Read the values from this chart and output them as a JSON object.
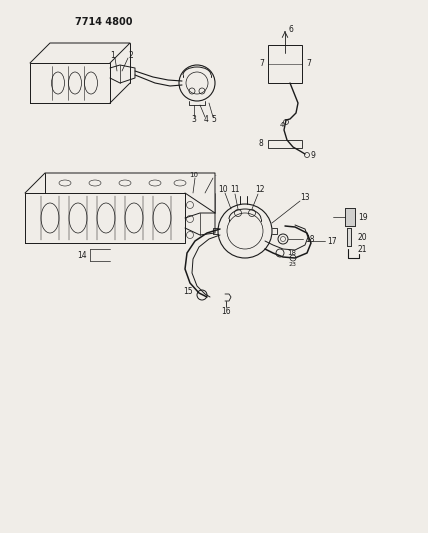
{
  "title": "7714 4800",
  "bg_color": "#f0ede8",
  "line_color": "#1a1a1a",
  "fig_width": 4.28,
  "fig_height": 5.33,
  "dpi": 100
}
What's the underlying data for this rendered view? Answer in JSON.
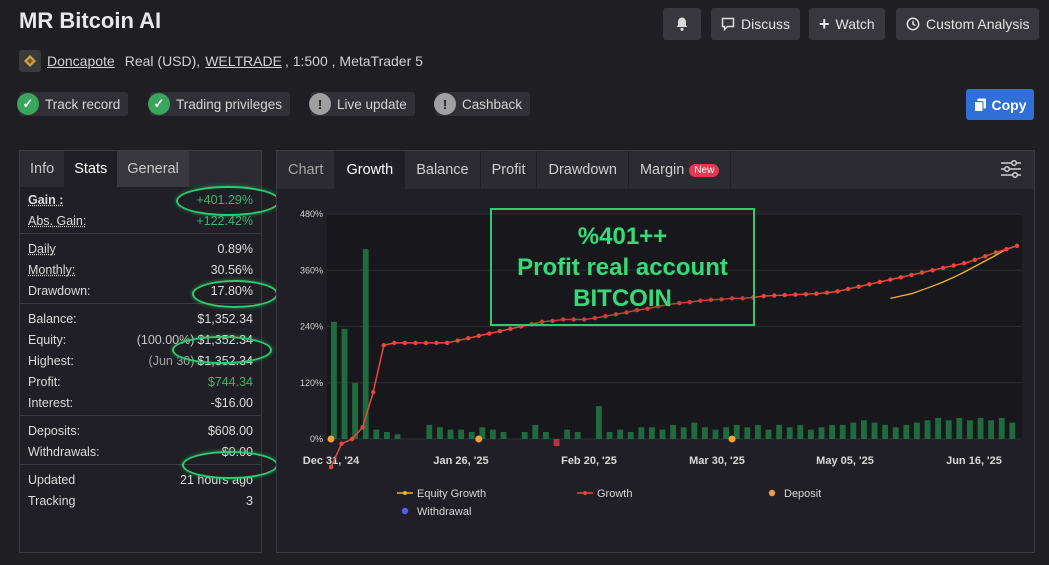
{
  "header": {
    "title": "MR Bitcoin AI",
    "discuss_label": "Discuss",
    "watch_label": "Watch",
    "analysis_label": "Custom Analysis"
  },
  "account": {
    "owner": "Doncapote",
    "type": "Real (USD),",
    "broker": "WELTRADE",
    "details": ", 1:500 , MetaTrader 5"
  },
  "badges": [
    {
      "label": "Track record",
      "status": "ok"
    },
    {
      "label": "Trading privileges",
      "status": "ok"
    },
    {
      "label": "Live update",
      "status": "warn"
    },
    {
      "label": "Cashback",
      "status": "warn"
    }
  ],
  "copy_label": "Copy",
  "left_tabs": [
    "Info",
    "Stats",
    "General"
  ],
  "stats": {
    "gain": {
      "label": "Gain :",
      "value": "+401.29%"
    },
    "abs_gain": {
      "label": "Abs. Gain:",
      "value": "+122.42%"
    },
    "daily": {
      "label": "Daily",
      "value": "0.89%"
    },
    "monthly": {
      "label": "Monthly:",
      "value": "30.56%"
    },
    "drawdown": {
      "label": "Drawdown:",
      "value": "17.80%"
    },
    "balance": {
      "label": "Balance:",
      "value": "$1,352.34"
    },
    "equity": {
      "label": "Equity:",
      "prefix": "(100.00%)",
      "value": "$1,352.34"
    },
    "highest": {
      "label": "Highest:",
      "prefix": "(Jun 30)",
      "value": "$1,352.34"
    },
    "profit": {
      "label": "Profit:",
      "value": "$744.34"
    },
    "interest": {
      "label": "Interest:",
      "value": "-$16.00"
    },
    "deposits": {
      "label": "Deposits:",
      "value": "$608.00"
    },
    "withdrawals": {
      "label": "Withdrawals:",
      "value": "$0.00"
    },
    "updated": {
      "label": "Updated",
      "value": "21 hours ago"
    },
    "tracking": {
      "label": "Tracking",
      "value": "3"
    }
  },
  "right_tabs": {
    "chart": "Chart",
    "growth": "Growth",
    "balance": "Balance",
    "profit": "Profit",
    "drawdown": "Drawdown",
    "margin": "Margin",
    "new_badge": "New"
  },
  "overlay": {
    "line1": "%401++",
    "line2": "Profit real account",
    "line3": "BITCOIN"
  },
  "colors": {
    "accent_green": "#2ecc71",
    "growth_line": "#e8483c",
    "equity_line": "#f0b429",
    "deposit": "#f0a040",
    "withdrawal": "#5b5bf0",
    "bar": "#1f6b3f"
  },
  "chart_data": {
    "type": "line",
    "y_ticks": [
      "480%",
      "360%",
      "240%",
      "120%",
      "0%"
    ],
    "ylim": [
      0,
      480
    ],
    "x_ticks": [
      "Dec 31, '24",
      "Jan 26, '25",
      "Feb 20, '25",
      "Mar 30, '25",
      "May 05, '25",
      "Jun 16, '25"
    ],
    "legend": [
      "Equity Growth",
      "Growth",
      "Deposit",
      "Withdrawal"
    ],
    "growth": [
      -60,
      -10,
      0,
      25,
      100,
      200,
      205,
      205,
      205,
      205,
      205,
      205,
      210,
      215,
      220,
      225,
      230,
      235,
      240,
      245,
      250,
      252,
      255,
      255,
      255,
      258,
      262,
      266,
      270,
      275,
      278,
      283,
      287,
      290,
      292,
      295,
      297,
      298,
      300,
      300,
      302,
      305,
      306,
      307,
      308,
      309,
      310,
      312,
      315,
      320,
      325,
      330,
      335,
      340,
      345,
      350,
      355,
      360,
      365,
      370,
      375,
      382,
      390,
      398,
      405,
      412
    ],
    "equity_growth": [
      300,
      305,
      310,
      318,
      326,
      335,
      345,
      356,
      368,
      380,
      392,
      405,
      412
    ],
    "bars": [
      250,
      235,
      120,
      405,
      20,
      15,
      10,
      0,
      0,
      30,
      25,
      20,
      20,
      15,
      25,
      20,
      15,
      0,
      15,
      30,
      15,
      -15,
      20,
      15,
      0,
      70,
      15,
      20,
      15,
      25,
      25,
      20,
      30,
      25,
      35,
      25,
      20,
      25,
      30,
      25,
      30,
      20,
      30,
      25,
      30,
      20,
      25,
      30,
      30,
      35,
      40,
      35,
      30,
      25,
      30,
      35,
      40,
      45,
      40,
      45,
      40,
      45,
      40,
      45,
      35
    ],
    "deposits_x_index": [
      0,
      14,
      38
    ],
    "withdrawals_x_index": []
  }
}
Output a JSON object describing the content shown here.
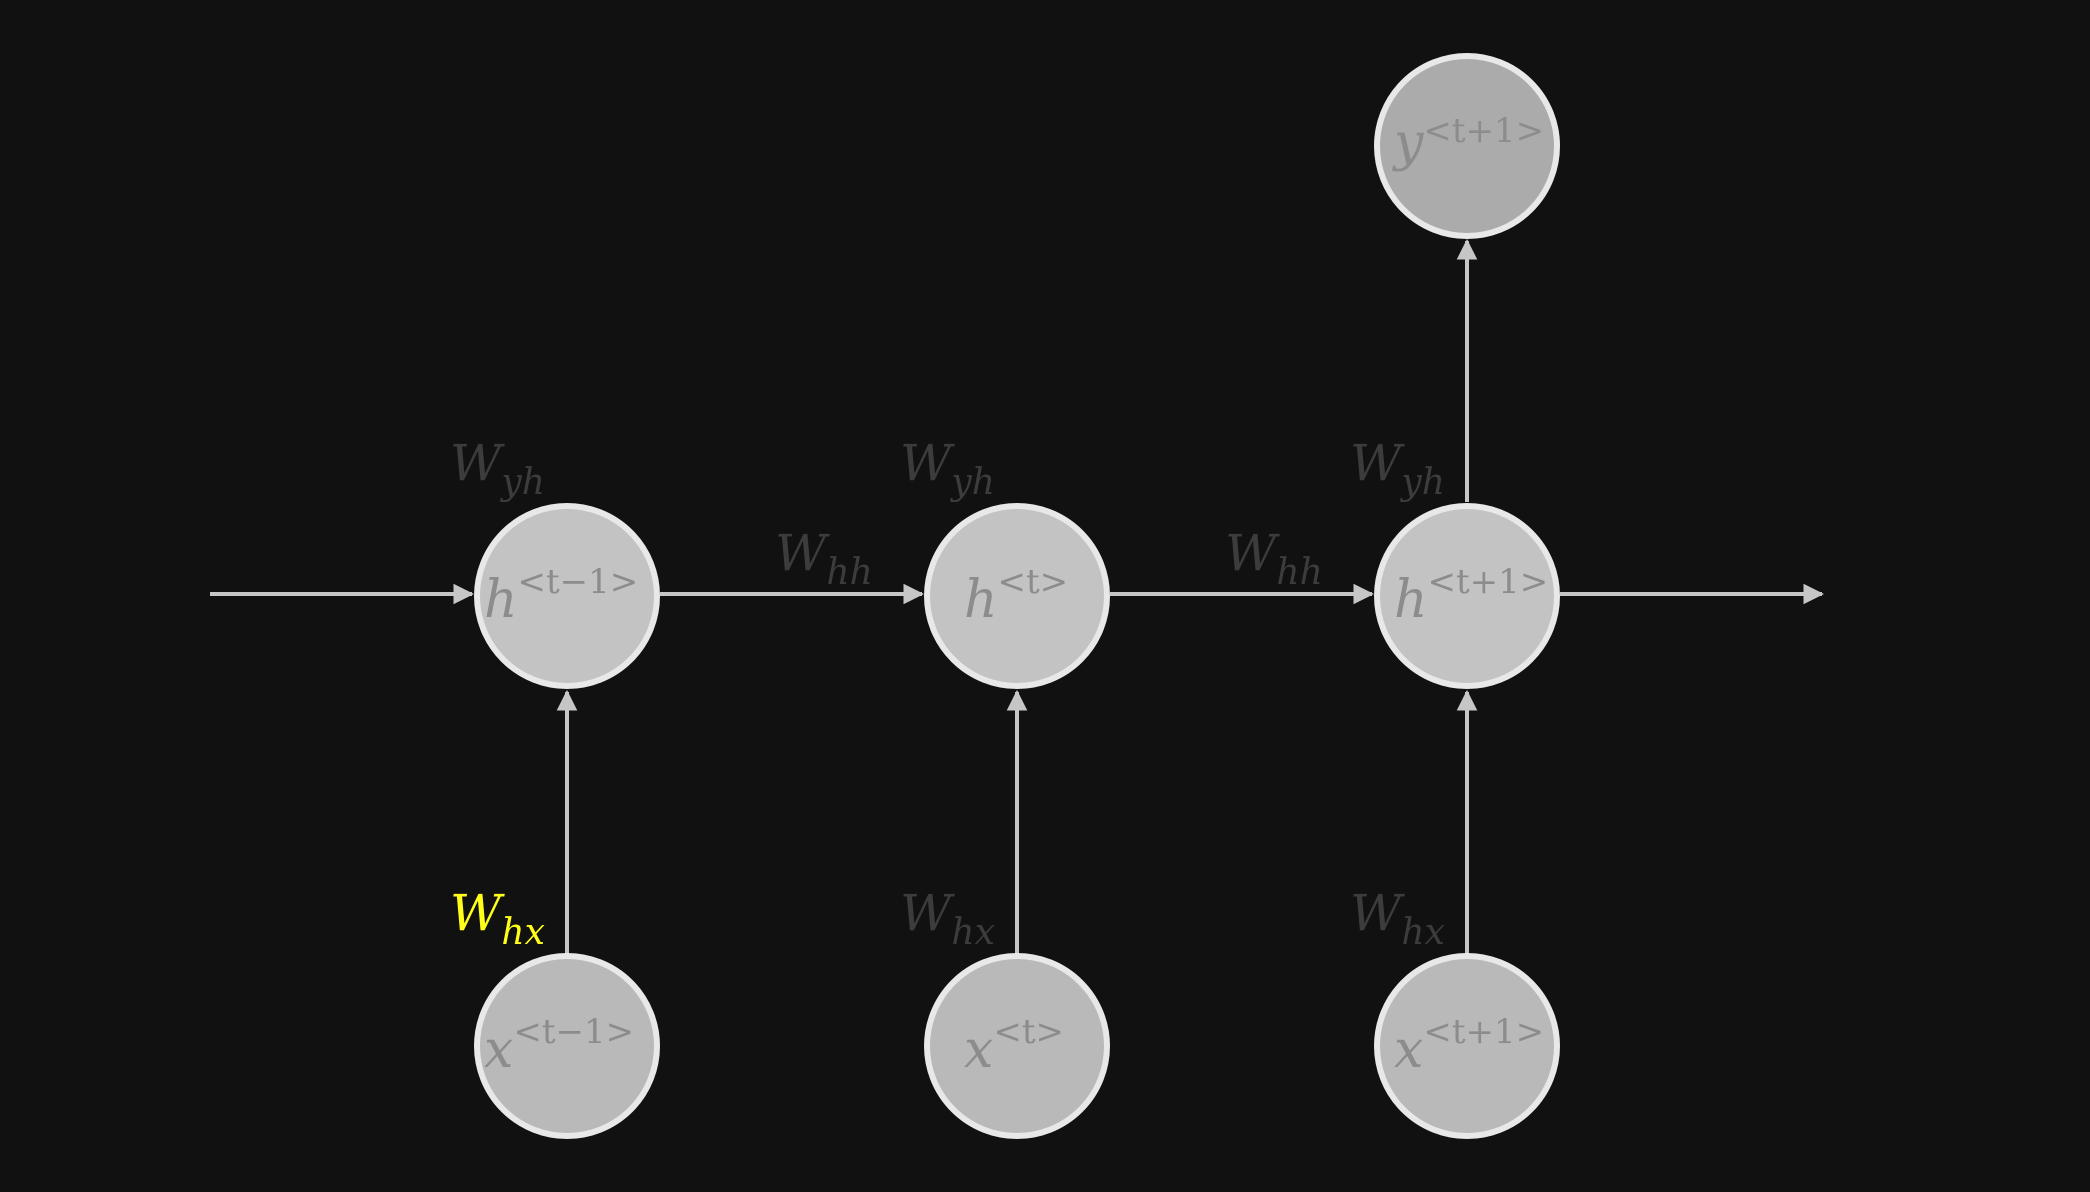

------------------------------------------------

> [THE REQUEST] Go through the entries above and print each one exactly, minus the pictures.

> [EXERCISE ANSWER]
Read the values from this chart and output them as a JSON object.
{
  "title": "7714 4800",
  "bg_color": "#f0ede8",
  "line_color": "#1a1a1a",
  "fig_width": 4.28,
  "fig_height": 5.33,
  "dpi": 100
}
What's the underlying data for this rendered view? Answer in JSON.
{
  "header": {
    "title": "MR Bitcoin AI",
    "discuss_label": "Discuss",
    "watch_label": "Watch",
    "analysis_label": "Custom Analysis"
  },
  "account": {
    "owner": "Doncapote",
    "type": "Real (USD),",
    "broker": "WELTRADE",
    "details": ", 1:500 , MetaTrader 5"
  },
  "badges": [
    {
      "label": "Track record",
      "status": "ok"
    },
    {
      "label": "Trading privileges",
      "status": "ok"
    },
    {
      "label": "Live update",
      "status": "warn"
    },
    {
      "label": "Cashback",
      "status": "warn"
    }
  ],
  "copy_label": "Copy",
  "left_tabs": [
    "Info",
    "Stats",
    "General"
  ],
  "stats": {
    "gain": {
      "label": "Gain :",
      "value": "+401.29%"
    },
    "abs_gain": {
      "label": "Abs. Gain:",
      "value": "+122.42%"
    },
    "daily": {
      "label": "Daily",
      "value": "0.89%"
    },
    "monthly": {
      "label": "Monthly:",
      "value": "30.56%"
    },
    "drawdown": {
      "label": "Drawdown:",
      "value": "17.80%"
    },
    "balance": {
      "label": "Balance:",
      "value": "$1,352.34"
    },
    "equity": {
      "label": "Equity:",
      "prefix": "(100.00%)",
      "value": "$1,352.34"
    },
    "highest": {
      "label": "Highest:",
      "prefix": "(Jun 30)",
      "value": "$1,352.34"
    },
    "profit": {
      "label": "Profit:",
      "value": "$744.34"
    },
    "interest": {
      "label": "Interest:",
      "value": "-$16.00"
    },
    "deposits": {
      "label": "Deposits:",
      "value": "$608.00"
    },
    "withdrawals": {
      "label": "Withdrawals:",
      "value": "$0.00"
    },
    "updated": {
      "label": "Updated",
      "value": "21 hours ago"
    },
    "tracking": {
      "label": "Tracking",
      "value": "3"
    }
  },
  "right_tabs": {
    "chart": "Chart",
    "growth": "Growth",
    "balance": "Balance",
    "profit": "Profit",
    "drawdown": "Drawdown",
    "margin": "Margin",
    "new_badge": "New"
  },
  "overlay": {
    "line1": "%401++",
    "line2": "Profit real account",
    "line3": "BITCOIN"
  },
  "colors": {
    "accent_green": "#2ecc71",
    "growth_line": "#e8483c",
    "equity_line": "#f0b429",
    "deposit": "#f0a040",
    "withdrawal": "#5b5bf0",
    "bar": "#1f6b3f"
  },
  "chart_data": {
    "type": "line",
    "y_ticks": [
      "480%",
      "360%",
      "240%",
      "120%",
      "0%"
    ],
    "ylim": [
      0,
      480
    ],
    "x_ticks": [
      "Dec 31, '24",
      "Jan 26, '25",
      "Feb 20, '25",
      "Mar 30, '25",
      "May 05, '25",
      "Jun 16, '25"
    ],
    "legend": [
      "Equity Growth",
      "Growth",
      "Deposit",
      "Withdrawal"
    ],
    "growth": [
      -60,
      -10,
      0,
      25,
      100,
      200,
      205,
      205,
      205,
      205,
      205,
      205,
      210,
      215,
      220,
      225,
      230,
      235,
      240,
      245,
      250,
      252,
      255,
      255,
      255,
      258,
      262,
      266,
      270,
      275,
      278,
      283,
      287,
      290,
      292,
      295,
      297,
      298,
      300,
      300,
      302,
      305,
      306,
      307,
      308,
      309,
      310,
      312,
      315,
      320,
      325,
      330,
      335,
      340,
      345,
      350,
      355,
      360,
      365,
      370,
      375,
      382,
      390,
      398,
      405,
      412
    ],
    "equity_growth": [
      300,
      305,
      310,
      318,
      326,
      335,
      345,
      356,
      368,
      380,
      392,
      405,
      412
    ],
    "bars": [
      250,
      235,
      120,
      405,
      20,
      15,
      10,
      0,
      0,
      30,
      25,
      20,
      20,
      15,
      25,
      20,
      15,
      0,
      15,
      30,
      15,
      -15,
      20,
      15,
      0,
      70,
      15,
      20,
      15,
      25,
      25,
      20,
      30,
      25,
      35,
      25,
      20,
      25,
      30,
      25,
      30,
      20,
      30,
      25,
      30,
      20,
      25,
      30,
      30,
      35,
      40,
      35,
      30,
      25,
      30,
      35,
      40,
      45,
      40,
      45,
      40,
      45,
      40,
      45,
      35
    ],
    "deposits_x_index": [
      0,
      14,
      38
    ],
    "withdrawals_x_index": []
  }
}
Output a JSON object describing the content shown here.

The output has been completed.